__Set exercise 1__:
In the passage about New Mexico's landscape, reproduce the wording from "VOISINE: Having relocated" up to and including "and differences acutely.".
__Set exercise 2__:
According to the passage about New Mexico's landscape, until what year was southern New Mexico part of Mexico?

*** Text provided ***

VOISINE: Having relocated from one border to the other, I became fascinated by New Mexico’s landscape—a completely different imaginative space than Maine’s Canadian border. Southern New Mexico’s historical relationship to Mexico (prior to 1848, it was part of Mexico) produces a kind of splitting and friction, one with human, economic, and political consequences. I find myself writing into understanding, or in order to understand. Having grown up in a border community, I feel the similarities and differences acutely.

*** Dataset excerpts ***

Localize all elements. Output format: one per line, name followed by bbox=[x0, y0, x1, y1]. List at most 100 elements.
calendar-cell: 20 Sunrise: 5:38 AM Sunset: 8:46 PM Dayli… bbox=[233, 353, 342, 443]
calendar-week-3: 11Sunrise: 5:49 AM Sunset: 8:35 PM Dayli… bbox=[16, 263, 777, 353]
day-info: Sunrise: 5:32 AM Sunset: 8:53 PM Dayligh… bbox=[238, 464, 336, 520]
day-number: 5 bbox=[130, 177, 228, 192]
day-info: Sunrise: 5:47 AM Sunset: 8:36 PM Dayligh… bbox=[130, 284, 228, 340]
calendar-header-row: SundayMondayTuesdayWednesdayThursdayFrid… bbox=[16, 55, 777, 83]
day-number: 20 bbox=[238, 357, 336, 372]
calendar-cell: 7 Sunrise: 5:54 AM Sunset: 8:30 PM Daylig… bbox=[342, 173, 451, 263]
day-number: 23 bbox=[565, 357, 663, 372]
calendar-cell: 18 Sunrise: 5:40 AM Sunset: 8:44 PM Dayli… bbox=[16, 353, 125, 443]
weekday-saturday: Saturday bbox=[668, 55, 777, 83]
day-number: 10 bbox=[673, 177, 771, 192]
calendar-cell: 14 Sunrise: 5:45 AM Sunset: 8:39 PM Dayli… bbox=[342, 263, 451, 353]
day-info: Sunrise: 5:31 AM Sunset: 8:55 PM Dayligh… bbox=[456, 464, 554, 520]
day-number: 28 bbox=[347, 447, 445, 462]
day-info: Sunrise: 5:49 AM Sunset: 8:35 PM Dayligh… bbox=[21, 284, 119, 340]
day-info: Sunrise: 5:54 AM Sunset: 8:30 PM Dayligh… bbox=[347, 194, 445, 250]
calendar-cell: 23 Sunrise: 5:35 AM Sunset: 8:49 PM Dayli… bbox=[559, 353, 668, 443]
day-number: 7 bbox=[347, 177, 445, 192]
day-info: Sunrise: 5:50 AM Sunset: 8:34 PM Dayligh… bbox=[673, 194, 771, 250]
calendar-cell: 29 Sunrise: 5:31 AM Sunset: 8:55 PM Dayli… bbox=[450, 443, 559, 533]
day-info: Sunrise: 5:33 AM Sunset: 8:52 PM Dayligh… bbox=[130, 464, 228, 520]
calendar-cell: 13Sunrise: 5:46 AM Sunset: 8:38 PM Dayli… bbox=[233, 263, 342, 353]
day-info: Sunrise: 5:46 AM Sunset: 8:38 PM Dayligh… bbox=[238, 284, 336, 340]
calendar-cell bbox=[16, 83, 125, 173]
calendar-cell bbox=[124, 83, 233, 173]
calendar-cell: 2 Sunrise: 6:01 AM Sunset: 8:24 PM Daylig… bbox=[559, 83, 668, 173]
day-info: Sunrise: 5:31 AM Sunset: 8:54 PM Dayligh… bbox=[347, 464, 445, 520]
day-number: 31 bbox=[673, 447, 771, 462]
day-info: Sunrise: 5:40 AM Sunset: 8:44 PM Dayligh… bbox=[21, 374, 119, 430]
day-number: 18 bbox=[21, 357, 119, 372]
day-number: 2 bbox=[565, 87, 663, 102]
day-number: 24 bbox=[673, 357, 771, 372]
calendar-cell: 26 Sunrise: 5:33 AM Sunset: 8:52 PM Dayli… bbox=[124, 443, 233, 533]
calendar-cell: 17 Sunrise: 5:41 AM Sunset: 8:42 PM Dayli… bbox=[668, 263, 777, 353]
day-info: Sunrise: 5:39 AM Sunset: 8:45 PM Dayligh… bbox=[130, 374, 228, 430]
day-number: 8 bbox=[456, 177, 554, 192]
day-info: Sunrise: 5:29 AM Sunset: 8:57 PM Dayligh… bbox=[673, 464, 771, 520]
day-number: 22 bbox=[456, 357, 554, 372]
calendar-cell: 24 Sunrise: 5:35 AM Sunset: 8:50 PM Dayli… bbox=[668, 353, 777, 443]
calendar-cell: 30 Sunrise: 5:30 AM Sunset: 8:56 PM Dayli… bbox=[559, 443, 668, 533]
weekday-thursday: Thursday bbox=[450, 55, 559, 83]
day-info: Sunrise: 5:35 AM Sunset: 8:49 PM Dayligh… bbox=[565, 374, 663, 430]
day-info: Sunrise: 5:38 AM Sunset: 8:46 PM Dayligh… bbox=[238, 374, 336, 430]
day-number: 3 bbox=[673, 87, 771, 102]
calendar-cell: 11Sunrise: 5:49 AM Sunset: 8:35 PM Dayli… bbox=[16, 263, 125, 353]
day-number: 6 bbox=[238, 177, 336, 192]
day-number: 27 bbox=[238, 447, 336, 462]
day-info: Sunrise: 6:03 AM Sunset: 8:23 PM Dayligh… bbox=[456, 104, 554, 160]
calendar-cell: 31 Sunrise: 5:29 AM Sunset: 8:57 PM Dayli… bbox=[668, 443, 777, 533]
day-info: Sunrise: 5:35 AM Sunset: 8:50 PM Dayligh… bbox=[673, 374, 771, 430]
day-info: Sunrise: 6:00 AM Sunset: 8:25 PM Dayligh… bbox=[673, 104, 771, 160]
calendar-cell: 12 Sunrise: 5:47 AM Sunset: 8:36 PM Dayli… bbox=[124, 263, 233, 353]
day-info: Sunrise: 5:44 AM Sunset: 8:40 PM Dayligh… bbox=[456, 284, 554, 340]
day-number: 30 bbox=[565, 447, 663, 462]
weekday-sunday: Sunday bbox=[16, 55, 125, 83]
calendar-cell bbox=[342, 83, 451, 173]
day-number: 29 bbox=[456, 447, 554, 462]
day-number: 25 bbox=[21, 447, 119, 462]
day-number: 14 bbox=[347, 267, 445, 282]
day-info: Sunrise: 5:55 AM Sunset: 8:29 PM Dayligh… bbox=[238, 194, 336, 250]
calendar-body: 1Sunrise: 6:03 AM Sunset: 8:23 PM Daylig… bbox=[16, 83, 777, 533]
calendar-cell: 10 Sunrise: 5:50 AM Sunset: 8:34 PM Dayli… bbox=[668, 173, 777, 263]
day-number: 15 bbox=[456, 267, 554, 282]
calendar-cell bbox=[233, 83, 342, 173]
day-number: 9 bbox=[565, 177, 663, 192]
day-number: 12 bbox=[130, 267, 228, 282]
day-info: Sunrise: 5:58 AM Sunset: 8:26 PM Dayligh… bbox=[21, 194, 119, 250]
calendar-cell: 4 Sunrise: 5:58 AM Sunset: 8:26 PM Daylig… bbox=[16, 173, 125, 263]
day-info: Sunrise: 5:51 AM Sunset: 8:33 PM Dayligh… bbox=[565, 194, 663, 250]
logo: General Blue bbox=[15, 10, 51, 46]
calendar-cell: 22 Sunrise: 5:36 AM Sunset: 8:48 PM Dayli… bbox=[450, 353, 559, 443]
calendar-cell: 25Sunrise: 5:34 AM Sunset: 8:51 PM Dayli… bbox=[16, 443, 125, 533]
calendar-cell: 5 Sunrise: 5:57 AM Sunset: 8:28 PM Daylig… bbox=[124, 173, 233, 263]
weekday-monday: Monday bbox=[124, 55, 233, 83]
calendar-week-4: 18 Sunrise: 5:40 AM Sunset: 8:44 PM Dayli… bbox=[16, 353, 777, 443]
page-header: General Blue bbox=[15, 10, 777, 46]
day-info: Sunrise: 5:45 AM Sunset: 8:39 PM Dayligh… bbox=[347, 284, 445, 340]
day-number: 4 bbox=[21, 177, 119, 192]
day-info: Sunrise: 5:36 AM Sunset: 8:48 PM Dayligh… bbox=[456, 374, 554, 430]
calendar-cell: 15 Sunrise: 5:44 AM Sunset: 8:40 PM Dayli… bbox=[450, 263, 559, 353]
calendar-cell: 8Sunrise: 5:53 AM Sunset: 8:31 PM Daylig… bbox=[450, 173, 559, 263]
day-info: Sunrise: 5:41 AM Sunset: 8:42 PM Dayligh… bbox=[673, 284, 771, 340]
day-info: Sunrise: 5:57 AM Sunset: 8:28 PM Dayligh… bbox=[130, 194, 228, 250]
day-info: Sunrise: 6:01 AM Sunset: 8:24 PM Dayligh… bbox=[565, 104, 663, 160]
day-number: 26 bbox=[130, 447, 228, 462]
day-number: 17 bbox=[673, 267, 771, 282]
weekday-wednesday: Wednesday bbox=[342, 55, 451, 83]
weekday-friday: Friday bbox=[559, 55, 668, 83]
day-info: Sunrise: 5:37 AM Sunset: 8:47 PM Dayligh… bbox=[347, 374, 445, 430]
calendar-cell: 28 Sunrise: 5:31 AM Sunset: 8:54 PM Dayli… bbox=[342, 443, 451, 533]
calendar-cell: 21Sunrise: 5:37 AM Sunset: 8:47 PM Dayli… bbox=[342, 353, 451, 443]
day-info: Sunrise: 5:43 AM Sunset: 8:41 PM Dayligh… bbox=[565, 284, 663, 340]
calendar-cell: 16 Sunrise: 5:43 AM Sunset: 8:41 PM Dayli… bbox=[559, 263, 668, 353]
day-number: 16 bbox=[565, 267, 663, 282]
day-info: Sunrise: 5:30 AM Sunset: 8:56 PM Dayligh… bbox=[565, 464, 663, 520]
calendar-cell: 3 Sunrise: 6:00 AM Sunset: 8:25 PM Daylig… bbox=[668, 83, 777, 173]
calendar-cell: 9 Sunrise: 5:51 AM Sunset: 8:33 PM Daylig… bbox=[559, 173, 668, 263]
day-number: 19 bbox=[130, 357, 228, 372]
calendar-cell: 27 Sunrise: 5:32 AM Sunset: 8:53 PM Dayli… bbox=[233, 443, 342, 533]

***

__Written reply 1__:
VOISINE: Having relocated from one border to the other, I became fascinated by New Mexico’s landscape—a completely different imaginative space than Maine’s Canadian border. Southern New Mexico’s historical relationship to Mexico (prior to 1848, it was part of Mexico) produces a kind of splitting and friction, one with human, economic, and political consequences. I find myself writing into understanding, or in order to understand. Having grown up in a border community, I feel the similarities and differences acutely.

__Written reply 2__:
Until 1848.